### Required work:
Go through the listing and set it down exactly, leaving out its pictures.

### Stored items from a collection:

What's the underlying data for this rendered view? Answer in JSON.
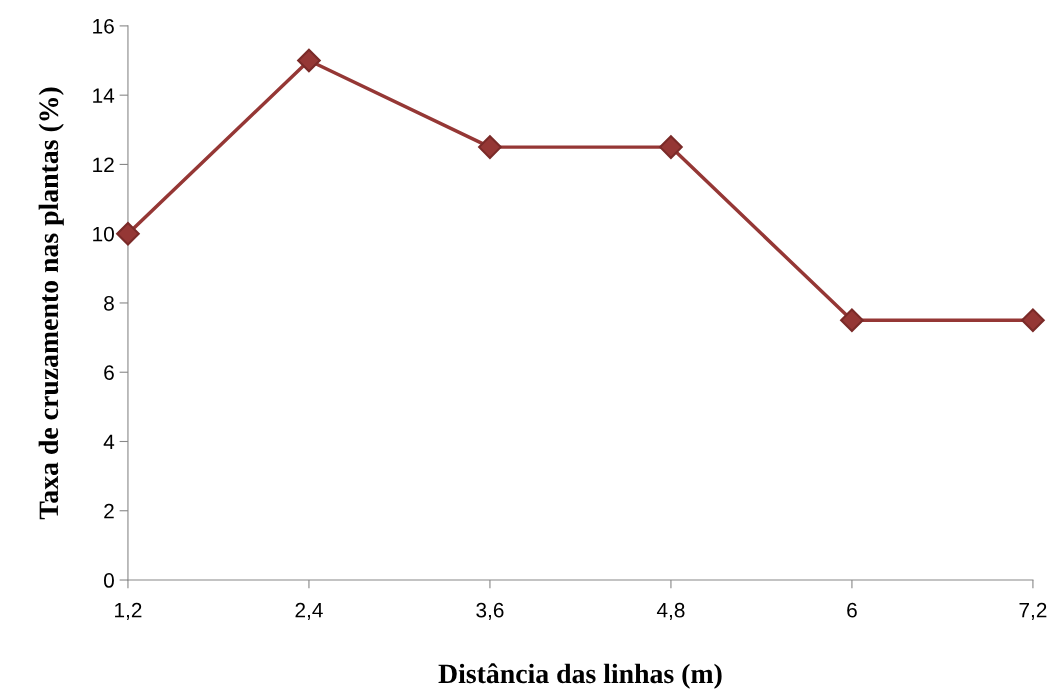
{
  "chart_data": {
    "type": "line",
    "xlabel": "Distância das linhas (m)",
    "ylabel": "Taxa de cruzamento nas plantas (%)",
    "categories": [
      "1,2",
      "2,4",
      "3,6",
      "4,8",
      "6",
      "7,2"
    ],
    "series": [
      {
        "color": "#953735",
        "values": [
          10,
          15,
          12.5,
          12.5,
          7.5,
          7.5
        ]
      }
    ],
    "ylim": [
      0,
      16
    ],
    "yticks": [
      0,
      2,
      4,
      6,
      8,
      10,
      12,
      14,
      16
    ],
    "grid": false,
    "legend": false,
    "marker": "diamond",
    "line_style": "solid"
  }
}
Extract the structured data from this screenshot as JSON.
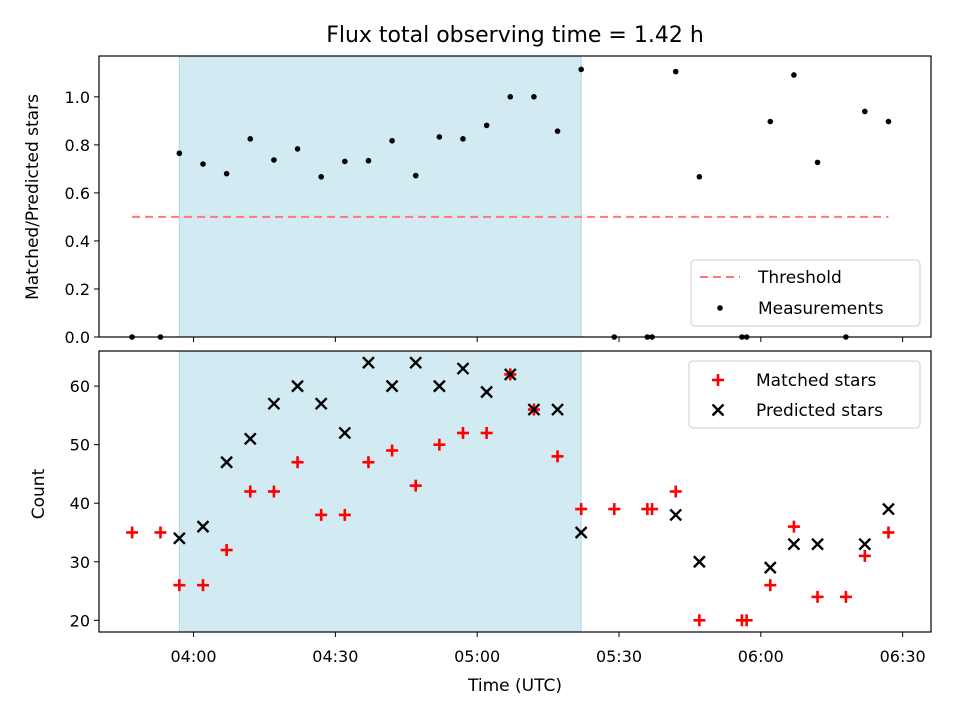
{
  "chart_data": [
    {
      "type": "scatter",
      "title": "Flux total observing time = 1.42 h",
      "xlabel": "",
      "ylabel": "Matched/Predicted stars",
      "ylim": [
        0,
        1.17
      ],
      "yticks": [
        "0.0",
        "0.2",
        "0.4",
        "0.6",
        "0.8",
        "1.0"
      ],
      "ytick_values": [
        0,
        0.2,
        0.4,
        0.6,
        0.8,
        1.0
      ],
      "shaded_region": {
        "start": "03:57",
        "end": "05:22",
        "color": "#add8e6"
      },
      "threshold": {
        "name": "Threshold",
        "value": 0.5,
        "x_start": "03:47",
        "x_end": "06:27",
        "color": "#ff7777"
      },
      "legend_position": "lower-right",
      "series": [
        {
          "name": "Measurements",
          "points": [
            [
              "03:47",
              0.0
            ],
            [
              "03:53",
              0.0
            ],
            [
              "03:57",
              0.765
            ],
            [
              "04:02",
              0.72
            ],
            [
              "04:07",
              0.68
            ],
            [
              "04:12",
              0.825
            ],
            [
              "04:17",
              0.737
            ],
            [
              "04:22",
              0.783
            ],
            [
              "04:27",
              0.667
            ],
            [
              "04:32",
              0.731
            ],
            [
              "04:37",
              0.734
            ],
            [
              "04:42",
              0.817
            ],
            [
              "04:47",
              0.672
            ],
            [
              "04:52",
              0.833
            ],
            [
              "04:57",
              0.825
            ],
            [
              "05:02",
              0.881
            ],
            [
              "05:07",
              1.0
            ],
            [
              "05:12",
              1.0
            ],
            [
              "05:17",
              0.857
            ],
            [
              "05:22",
              1.114
            ],
            [
              "05:29",
              0.0
            ],
            [
              "05:36",
              0.0
            ],
            [
              "05:37",
              0.0
            ],
            [
              "05:42",
              1.105
            ],
            [
              "05:47",
              0.667
            ],
            [
              "05:56",
              0.0
            ],
            [
              "05:57",
              0.0
            ],
            [
              "06:02",
              0.897
            ],
            [
              "06:07",
              1.091
            ],
            [
              "06:12",
              0.727
            ],
            [
              "06:18",
              0.0
            ],
            [
              "06:22",
              0.939
            ],
            [
              "06:27",
              0.897
            ]
          ]
        }
      ]
    },
    {
      "type": "scatter",
      "title": "",
      "xlabel": "Time (UTC)",
      "ylabel": "Count",
      "ylim": [
        18,
        66
      ],
      "yticks": [
        "20",
        "30",
        "40",
        "50",
        "60"
      ],
      "ytick_values": [
        20,
        30,
        40,
        50,
        60
      ],
      "xlim": [
        "03:40",
        "06:36"
      ],
      "xticks": [
        "04:00",
        "04:30",
        "05:00",
        "05:30",
        "06:00",
        "06:30"
      ],
      "shaded_region": {
        "start": "03:57",
        "end": "05:22",
        "color": "#add8e6"
      },
      "legend_position": "upper-right",
      "series": [
        {
          "name": "Matched stars",
          "marker": "plus",
          "color": "#ff0000",
          "points": [
            [
              "03:47",
              35
            ],
            [
              "03:53",
              35
            ],
            [
              "03:57",
              26
            ],
            [
              "04:02",
              26
            ],
            [
              "04:07",
              32
            ],
            [
              "04:12",
              42
            ],
            [
              "04:17",
              42
            ],
            [
              "04:22",
              47
            ],
            [
              "04:27",
              38
            ],
            [
              "04:32",
              38
            ],
            [
              "04:37",
              47
            ],
            [
              "04:42",
              49
            ],
            [
              "04:47",
              43
            ],
            [
              "04:52",
              50
            ],
            [
              "04:57",
              52
            ],
            [
              "05:02",
              52
            ],
            [
              "05:07",
              62
            ],
            [
              "05:12",
              56
            ],
            [
              "05:17",
              48
            ],
            [
              "05:22",
              39
            ],
            [
              "05:29",
              39
            ],
            [
              "05:36",
              39
            ],
            [
              "05:37",
              39
            ],
            [
              "05:42",
              42
            ],
            [
              "05:47",
              20
            ],
            [
              "05:56",
              20
            ],
            [
              "05:57",
              20
            ],
            [
              "06:02",
              26
            ],
            [
              "06:07",
              36
            ],
            [
              "06:12",
              24
            ],
            [
              "06:18",
              24
            ],
            [
              "06:22",
              31
            ],
            [
              "06:27",
              35
            ]
          ]
        },
        {
          "name": "Predicted stars",
          "marker": "x",
          "color": "#000000",
          "points": [
            [
              "03:57",
              34
            ],
            [
              "04:02",
              36
            ],
            [
              "04:07",
              47
            ],
            [
              "04:12",
              51
            ],
            [
              "04:17",
              57
            ],
            [
              "04:22",
              60
            ],
            [
              "04:27",
              57
            ],
            [
              "04:32",
              52
            ],
            [
              "04:37",
              64
            ],
            [
              "04:42",
              60
            ],
            [
              "04:47",
              64
            ],
            [
              "04:52",
              60
            ],
            [
              "04:57",
              63
            ],
            [
              "05:02",
              59
            ],
            [
              "05:07",
              62
            ],
            [
              "05:12",
              56
            ],
            [
              "05:17",
              56
            ],
            [
              "05:22",
              35
            ],
            [
              "05:42",
              38
            ],
            [
              "05:47",
              30
            ],
            [
              "06:02",
              29
            ],
            [
              "06:07",
              33
            ],
            [
              "06:12",
              33
            ],
            [
              "06:22",
              33
            ],
            [
              "06:27",
              39
            ]
          ]
        }
      ]
    }
  ]
}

### Exercise solution:
What's the underlying data for this rendered view? Answer in JSON.
{
  "chart_data": {
    "type": "line",
    "xlabel": "Distância das linhas (m)",
    "ylabel": "Taxa de cruzamento nas plantas (%)",
    "categories": [
      "1,2",
      "2,4",
      "3,6",
      "4,8",
      "6",
      "7,2"
    ],
    "series": [
      {
        "color": "#953735",
        "values": [
          10,
          15,
          12.5,
          12.5,
          7.5,
          7.5
        ]
      }
    ],
    "ylim": [
      0,
      16
    ],
    "yticks": [
      0,
      2,
      4,
      6,
      8,
      10,
      12,
      14,
      16
    ],
    "grid": false,
    "legend": false,
    "marker": "diamond",
    "line_style": "solid"
  }
}
Extract the structured data from this screenshot as JSON.
{
  "chart_data": [
    {
      "type": "scatter",
      "title": "Flux total observing time = 1.42 h",
      "xlabel": "",
      "ylabel": "Matched/Predicted stars",
      "ylim": [
        0,
        1.17
      ],
      "yticks": [
        "0.0",
        "0.2",
        "0.4",
        "0.6",
        "0.8",
        "1.0"
      ],
      "ytick_values": [
        0,
        0.2,
        0.4,
        0.6,
        0.8,
        1.0
      ],
      "shaded_region": {
        "start": "03:57",
        "end": "05:22",
        "color": "#add8e6"
      },
      "threshold": {
        "name": "Threshold",
        "value": 0.5,
        "x_start": "03:47",
        "x_end": "06:27",
        "color": "#ff7777"
      },
      "legend_position": "lower-right",
      "series": [
        {
          "name": "Measurements",
          "points": [
            [
              "03:47",
              0.0
            ],
            [
              "03:53",
              0.0
            ],
            [
              "03:57",
              0.765
            ],
            [
              "04:02",
              0.72
            ],
            [
              "04:07",
              0.68
            ],
            [
              "04:12",
              0.825
            ],
            [
              "04:17",
              0.737
            ],
            [
              "04:22",
              0.783
            ],
            [
              "04:27",
              0.667
            ],
            [
              "04:32",
              0.731
            ],
            [
              "04:37",
              0.734
            ],
            [
              "04:42",
              0.817
            ],
            [
              "04:47",
              0.672
            ],
            [
              "04:52",
              0.833
            ],
            [
              "04:57",
              0.825
            ],
            [
              "05:02",
              0.881
            ],
            [
              "05:07",
              1.0
            ],
            [
              "05:12",
              1.0
            ],
            [
              "05:17",
              0.857
            ],
            [
              "05:22",
              1.114
            ],
            [
              "05:29",
              0.0
            ],
            [
              "05:36",
              0.0
            ],
            [
              "05:37",
              0.0
            ],
            [
              "05:42",
              1.105
            ],
            [
              "05:47",
              0.667
            ],
            [
              "05:56",
              0.0
            ],
            [
              "05:57",
              0.0
            ],
            [
              "06:02",
              0.897
            ],
            [
              "06:07",
              1.091
            ],
            [
              "06:12",
              0.727
            ],
            [
              "06:18",
              0.0
            ],
            [
              "06:22",
              0.939
            ],
            [
              "06:27",
              0.897
            ]
          ]
        }
      ]
    },
    {
      "type": "scatter",
      "title": "",
      "xlabel": "Time (UTC)",
      "ylabel": "Count",
      "ylim": [
        18,
        66
      ],
      "yticks": [
        "20",
        "30",
        "40",
        "50",
        "60"
      ],
      "ytick_values": [
        20,
        30,
        40,
        50,
        60
      ],
      "xlim": [
        "03:40",
        "06:36"
      ],
      "xticks": [
        "04:00",
        "04:30",
        "05:00",
        "05:30",
        "06:00",
        "06:30"
      ],
      "shaded_region": {
        "start": "03:57",
        "end": "05:22",
        "color": "#add8e6"
      },
      "legend_position": "upper-right",
      "series": [
        {
          "name": "Matched stars",
          "marker": "plus",
          "color": "#ff0000",
          "points": [
            [
              "03:47",
              35
            ],
            [
              "03:53",
              35
            ],
            [
              "03:57",
              26
            ],
            [
              "04:02",
              26
            ],
            [
              "04:07",
              32
            ],
            [
              "04:12",
              42
            ],
            [
              "04:17",
              42
            ],
            [
              "04:22",
              47
            ],
            [
              "04:27",
              38
            ],
            [
              "04:32",
              38
            ],
            [
              "04:37",
              47
            ],
            [
              "04:42",
              49
            ],
            [
              "04:47",
              43
            ],
            [
              "04:52",
              50
            ],
            [
              "04:57",
              52
            ],
            [
              "05:02",
              52
            ],
            [
              "05:07",
              62
            ],
            [
              "05:12",
              56
            ],
            [
              "05:17",
              48
            ],
            [
              "05:22",
              39
            ],
            [
              "05:29",
              39
            ],
            [
              "05:36",
              39
            ],
            [
              "05:37",
              39
            ],
            [
              "05:42",
              42
            ],
            [
              "05:47",
              20
            ],
            [
              "05:56",
              20
            ],
            [
              "05:57",
              20
            ],
            [
              "06:02",
              26
            ],
            [
              "06:07",
              36
            ],
            [
              "06:12",
              24
            ],
            [
              "06:18",
              24
            ],
            [
              "06:22",
              31
            ],
            [
              "06:27",
              35
            ]
          ]
        },
        {
          "name": "Predicted stars",
          "marker": "x",
          "color": "#000000",
          "points": [
            [
              "03:57",
              34
            ],
            [
              "04:02",
              36
            ],
            [
              "04:07",
              47
            ],
            [
              "04:12",
              51
            ],
            [
              "04:17",
              57
            ],
            [
              "04:22",
              60
            ],
            [
              "04:27",
              57
            ],
            [
              "04:32",
              52
            ],
            [
              "04:37",
              64
            ],
            [
              "04:42",
              60
            ],
            [
              "04:47",
              64
            ],
            [
              "04:52",
              60
            ],
            [
              "04:57",
              63
            ],
            [
              "05:02",
              59
            ],
            [
              "05:07",
              62
            ],
            [
              "05:12",
              56
            ],
            [
              "05:17",
              56
            ],
            [
              "05:22",
              35
            ],
            [
              "05:42",
              38
            ],
            [
              "05:47",
              30
            ],
            [
              "06:02",
              29
            ],
            [
              "06:07",
              33
            ],
            [
              "06:12",
              33
            ],
            [
              "06:22",
              33
            ],
            [
              "06:27",
              39
            ]
          ]
        }
      ]
    }
  ]
}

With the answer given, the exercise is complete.